═══ MATERIAL PROVIDED ═══
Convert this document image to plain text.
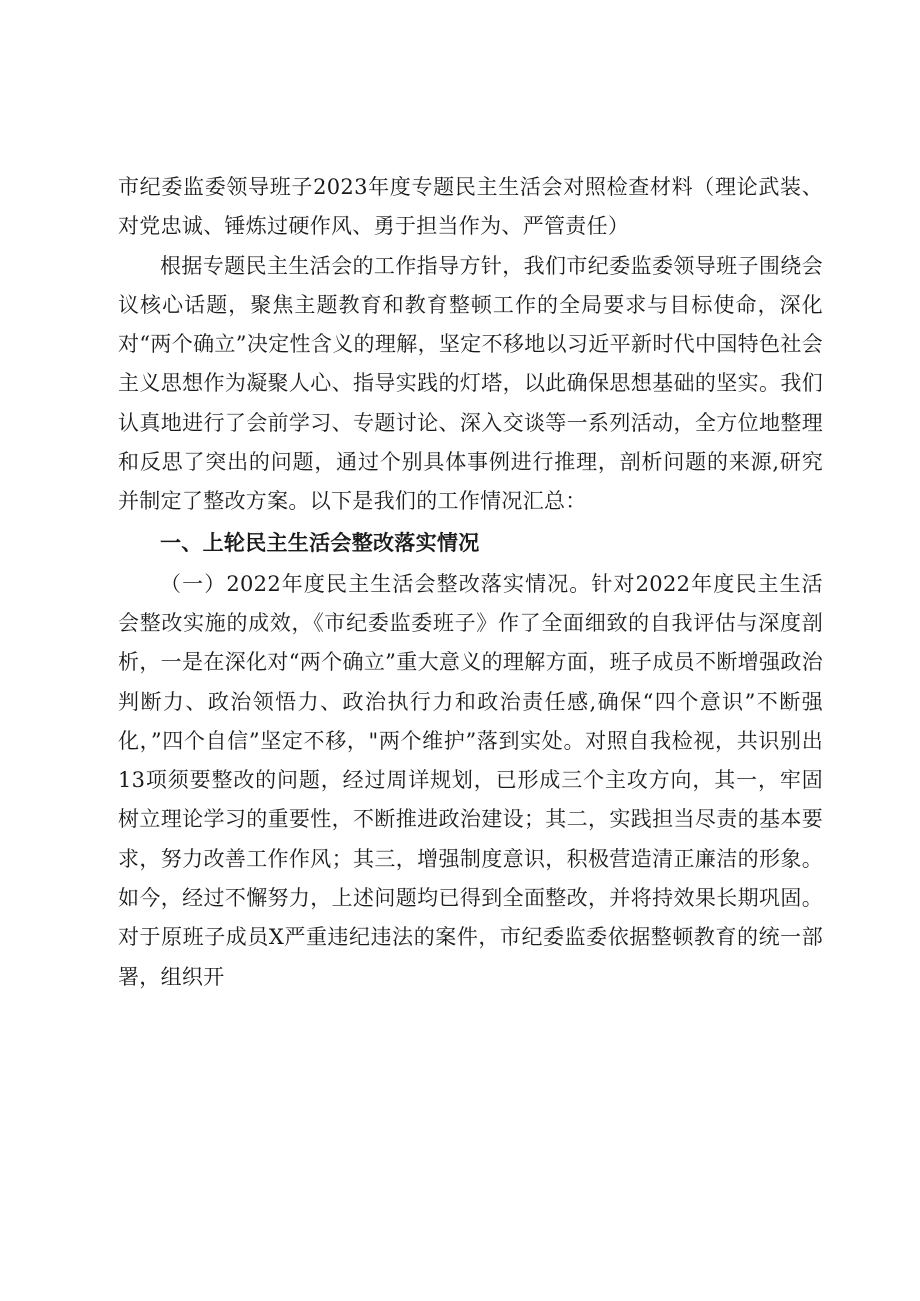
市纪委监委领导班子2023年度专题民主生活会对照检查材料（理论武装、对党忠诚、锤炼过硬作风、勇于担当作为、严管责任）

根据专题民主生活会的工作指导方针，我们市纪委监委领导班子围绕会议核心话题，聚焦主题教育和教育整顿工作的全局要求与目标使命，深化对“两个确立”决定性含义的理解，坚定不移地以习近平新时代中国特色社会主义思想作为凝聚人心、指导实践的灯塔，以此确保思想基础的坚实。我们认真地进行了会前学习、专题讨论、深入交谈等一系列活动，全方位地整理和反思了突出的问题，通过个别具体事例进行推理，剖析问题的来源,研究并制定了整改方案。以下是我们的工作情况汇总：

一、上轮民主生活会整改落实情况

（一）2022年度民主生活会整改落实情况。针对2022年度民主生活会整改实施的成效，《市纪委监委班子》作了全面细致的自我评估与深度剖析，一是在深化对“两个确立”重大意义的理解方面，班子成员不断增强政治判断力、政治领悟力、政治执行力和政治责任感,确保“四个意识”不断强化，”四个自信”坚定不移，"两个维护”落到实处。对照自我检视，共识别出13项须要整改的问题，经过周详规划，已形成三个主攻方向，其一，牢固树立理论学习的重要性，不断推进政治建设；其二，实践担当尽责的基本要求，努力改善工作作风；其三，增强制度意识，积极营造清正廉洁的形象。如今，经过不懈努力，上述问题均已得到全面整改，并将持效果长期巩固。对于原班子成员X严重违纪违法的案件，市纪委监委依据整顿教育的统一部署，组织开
═══
═══ MATERIAL PROVIDED ═══
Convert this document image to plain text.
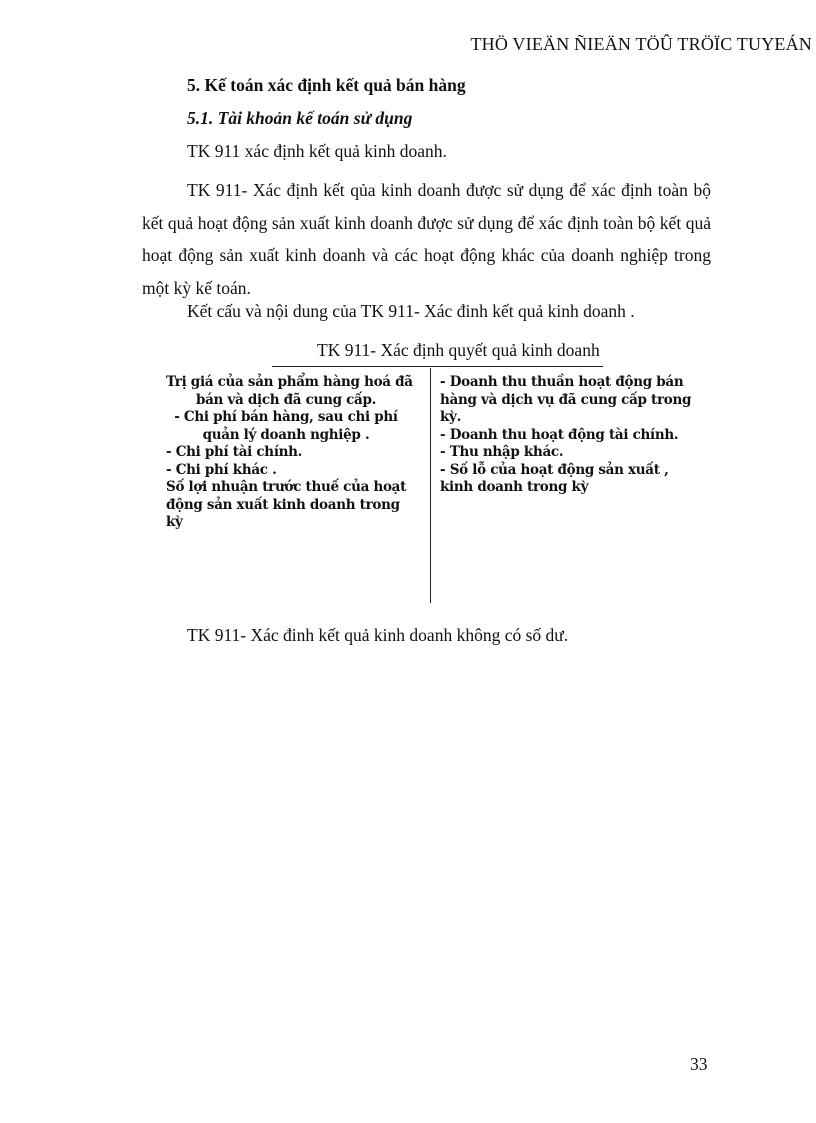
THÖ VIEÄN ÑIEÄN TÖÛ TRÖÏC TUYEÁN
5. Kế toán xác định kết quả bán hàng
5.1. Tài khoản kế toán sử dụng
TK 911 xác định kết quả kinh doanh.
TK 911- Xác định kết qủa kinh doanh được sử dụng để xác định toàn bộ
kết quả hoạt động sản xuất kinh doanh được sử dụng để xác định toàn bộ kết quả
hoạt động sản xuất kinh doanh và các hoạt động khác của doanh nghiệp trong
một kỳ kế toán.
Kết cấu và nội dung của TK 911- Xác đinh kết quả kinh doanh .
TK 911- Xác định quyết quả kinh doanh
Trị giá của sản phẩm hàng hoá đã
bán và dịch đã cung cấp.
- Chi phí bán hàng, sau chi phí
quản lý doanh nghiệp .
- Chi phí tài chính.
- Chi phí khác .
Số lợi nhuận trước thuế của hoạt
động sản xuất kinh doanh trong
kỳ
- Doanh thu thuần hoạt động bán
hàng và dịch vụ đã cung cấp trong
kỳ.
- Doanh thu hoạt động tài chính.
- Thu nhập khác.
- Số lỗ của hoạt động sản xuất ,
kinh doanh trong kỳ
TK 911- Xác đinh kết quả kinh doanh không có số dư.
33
═══
> [TO DO]: Read the lines above. Gather those in which the string "toàn" is found.

> [EXERCISE RESPONSE]:
TK 911- Xác định kết qủa kinh doanh được sử dụng để xác định toàn bộ
kết quả hoạt động sản xuất kinh doanh được sử dụng để xác định toàn bộ kết quả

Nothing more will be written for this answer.